Exercise task: Your task is to transcribe, word for word, the line containing "Extract the structured" and all lines that follow it to the end of the entries. Leave out the pictures.

[Figure dataset records]
○ ○ ○ ○ ○
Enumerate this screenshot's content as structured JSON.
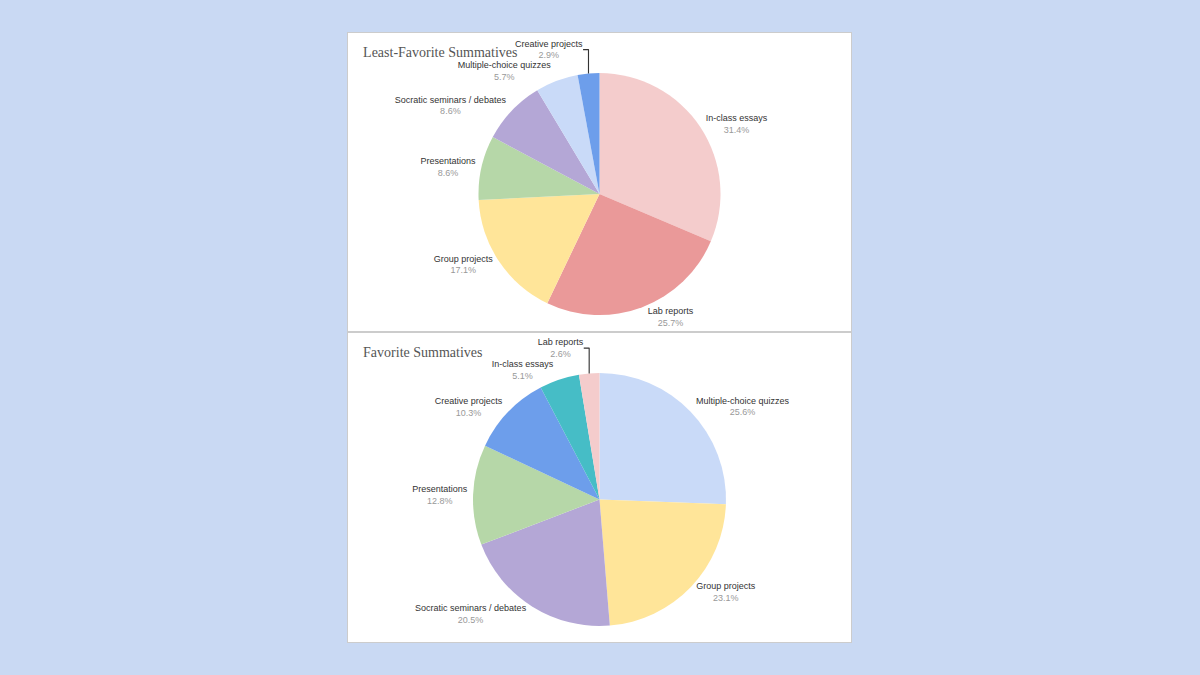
{
  "chart_data": [
    {
      "type": "pie",
      "title": "Least-Favorite Summatives",
      "categories": [
        "In-class essays",
        "Lab reports",
        "Group projects",
        "Presentations",
        "Socratic seminars / debates",
        "Multiple-choice quizzes",
        "Creative projects"
      ],
      "values": [
        31.4,
        25.7,
        17.1,
        8.6,
        8.6,
        5.7,
        2.9
      ],
      "value_labels": [
        "31.4%",
        "25.7%",
        "17.1%",
        "8.6%",
        "8.6%",
        "5.7%",
        "2.9%"
      ],
      "colors": [
        "#f4cccc",
        "#ea9999",
        "#ffe599",
        "#b6d7a8",
        "#b4a7d6",
        "#c9daf8",
        "#6d9eeb"
      ],
      "data_labels": true
    },
    {
      "type": "pie",
      "title": "Favorite Summatives",
      "categories": [
        "Multiple-choice quizzes",
        "Group projects",
        "Socratic seminars / debates",
        "Presentations",
        "Creative projects",
        "In-class essays",
        "Lab reports"
      ],
      "values": [
        25.6,
        23.1,
        20.5,
        12.8,
        10.3,
        5.1,
        2.6
      ],
      "value_labels": [
        "25.6%",
        "23.1%",
        "20.5%",
        "12.8%",
        "10.3%",
        "5.1%",
        "2.6%"
      ],
      "colors": [
        "#c9daf8",
        "#ffe599",
        "#b4a7d6",
        "#b6d7a8",
        "#6d9eeb",
        "#46bdc6",
        "#f4cccc"
      ],
      "data_labels": true
    }
  ]
}
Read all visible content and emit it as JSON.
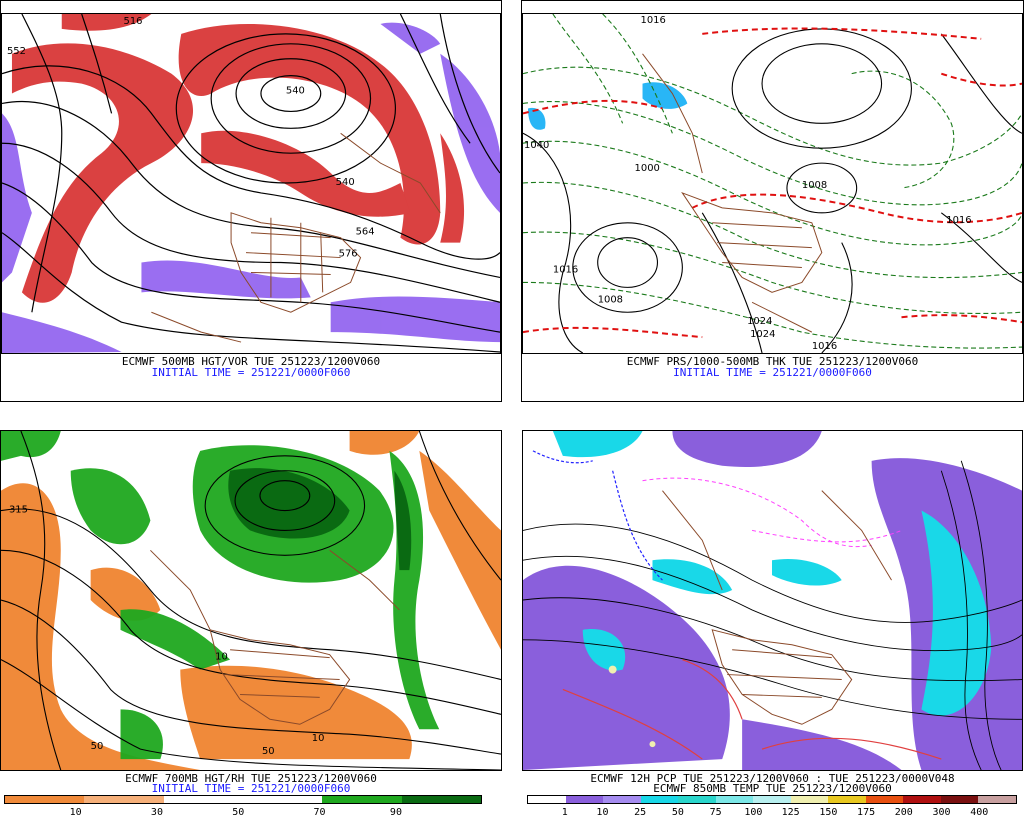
{
  "panels": {
    "top_left": {
      "caption": "ECMWF 500MB HGT/VOR TUE 251223/1200V060",
      "initial": "INITIAL TIME = 251221/0000F060",
      "contour_labels": [
        "516",
        "552",
        "540",
        "564",
        "576",
        "540"
      ]
    },
    "top_right": {
      "caption": "ECMWF PRS/1000-500MB THK TUE 251223/1200V060",
      "initial": "INITIAL TIME = 251221/0000F060",
      "contour_labels": [
        "1016",
        "1040",
        "1000",
        "1008",
        "1016",
        "1024",
        "1024",
        "1016",
        "1008",
        "1016"
      ]
    },
    "bottom_left": {
      "caption": "ECMWF 700MB HGT/RH TUE 251223/1200V060",
      "initial": "INITIAL TIME = 251221/0000F060",
      "contour_labels": [
        "315",
        "50",
        "10",
        "50",
        "10"
      ],
      "scale_labels": [
        "10",
        "30",
        "50",
        "70",
        "90"
      ],
      "scale_colors": [
        "#f08a3a",
        "#f6b07a",
        "#ffffff",
        "#ffffff",
        "#1fa81f",
        "#0a6a12"
      ]
    },
    "bottom_right": {
      "caption": "ECMWF 12H PCP TUE 251223/1200V060 : TUE 251223/0000V048",
      "caption2": "ECMWF 850MB TEMP TUE 251223/1200V060",
      "scale_labels": [
        "1",
        "10",
        "25",
        "50",
        "75",
        "100",
        "125",
        "150",
        "175",
        "200",
        "300",
        "400"
      ],
      "scale_colors": [
        "#ffffff",
        "#8a5fdc",
        "#a58cf0",
        "#19d8e8",
        "#2ad6cc",
        "#7ce8e8",
        "#b8f0f0",
        "#f0f0b0",
        "#e8c820",
        "#e85010",
        "#b01010",
        "#7a1010",
        "#c8a0a0"
      ]
    }
  },
  "colors": {
    "vorticity": "#d42020",
    "neg_vorticity": "#8855ee",
    "geography": "#8b4a2a",
    "thickness": "#1b7a1b",
    "cold_line": "#e01010",
    "caption_blue": "#1a1aff"
  }
}
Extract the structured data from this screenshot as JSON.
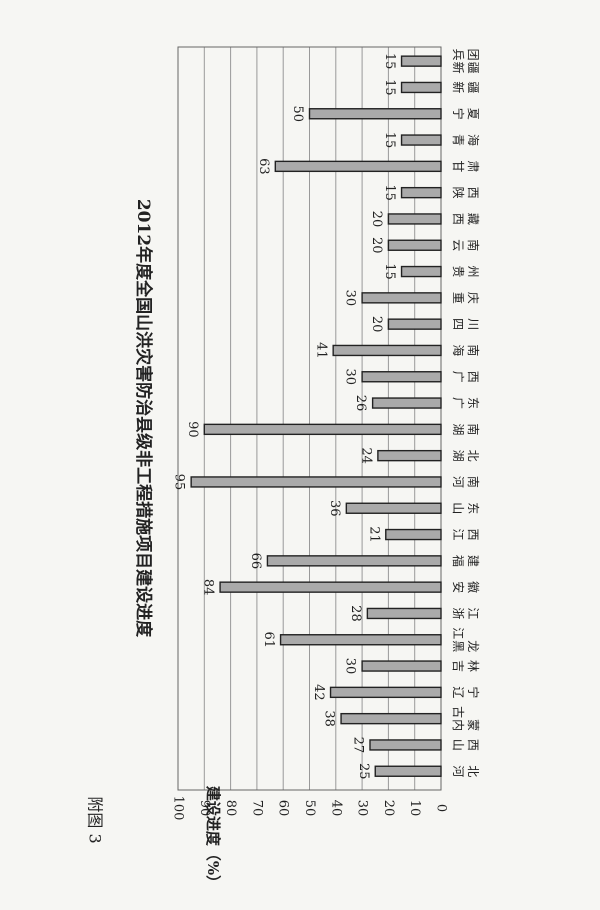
{
  "annex_label": "附图 3",
  "chart_data": {
    "type": "bar",
    "title": "2012年度全国山洪灾害防治县级非工程措施项目建设进度",
    "xlabel": "",
    "ylabel": "建设进度（%）",
    "ylim": [
      0,
      100
    ],
    "yticks": [
      0,
      10,
      20,
      30,
      40,
      50,
      60,
      70,
      80,
      90,
      100
    ],
    "grid": true,
    "bar_color": "#aaaaaa",
    "categories": [
      "河北",
      "山西",
      "内蒙古",
      "辽宁",
      "吉林",
      "黑龙江",
      "浙江",
      "安徽",
      "福建",
      "江西",
      "山东",
      "河南",
      "湖北",
      "湖南",
      "广东",
      "广西",
      "海南",
      "四川",
      "重庆",
      "贵州",
      "云南",
      "西藏",
      "陕西",
      "甘肃",
      "青海",
      "宁夏",
      "新疆",
      "新疆兵团"
    ],
    "values": [
      25,
      27,
      38,
      42,
      30,
      61,
      28,
      84,
      66,
      21,
      36,
      95,
      24,
      90,
      26,
      30,
      41,
      20,
      30,
      15,
      20,
      20,
      15,
      63,
      15,
      50,
      15,
      15
    ]
  }
}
○ ○ ○ ○ ○
Written response:
Extract the structured data from this screenshot as JSON.
{
  "annex_label": "附图 3",
  "chart_data": {
    "type": "bar",
    "title": "2012年度全国山洪灾害防治县级非工程措施项目建设进度",
    "xlabel": "",
    "ylabel": "建设进度（%）",
    "ylim": [
      0,
      100
    ],
    "yticks": [
      0,
      10,
      20,
      30,
      40,
      50,
      60,
      70,
      80,
      90,
      100
    ],
    "grid": true,
    "bar_color": "#aaaaaa",
    "categories": [
      "河北",
      "山西",
      "内蒙古",
      "辽宁",
      "吉林",
      "黑龙江",
      "浙江",
      "安徽",
      "福建",
      "江西",
      "山东",
      "河南",
      "湖北",
      "湖南",
      "广东",
      "广西",
      "海南",
      "四川",
      "重庆",
      "贵州",
      "云南",
      "西藏",
      "陕西",
      "甘肃",
      "青海",
      "宁夏",
      "新疆",
      "新疆兵团"
    ],
    "values": [
      25,
      27,
      38,
      42,
      30,
      61,
      28,
      84,
      66,
      21,
      36,
      95,
      24,
      90,
      26,
      30,
      41,
      20,
      30,
      15,
      20,
      20,
      15,
      63,
      15,
      50,
      15,
      15
    ]
  }
}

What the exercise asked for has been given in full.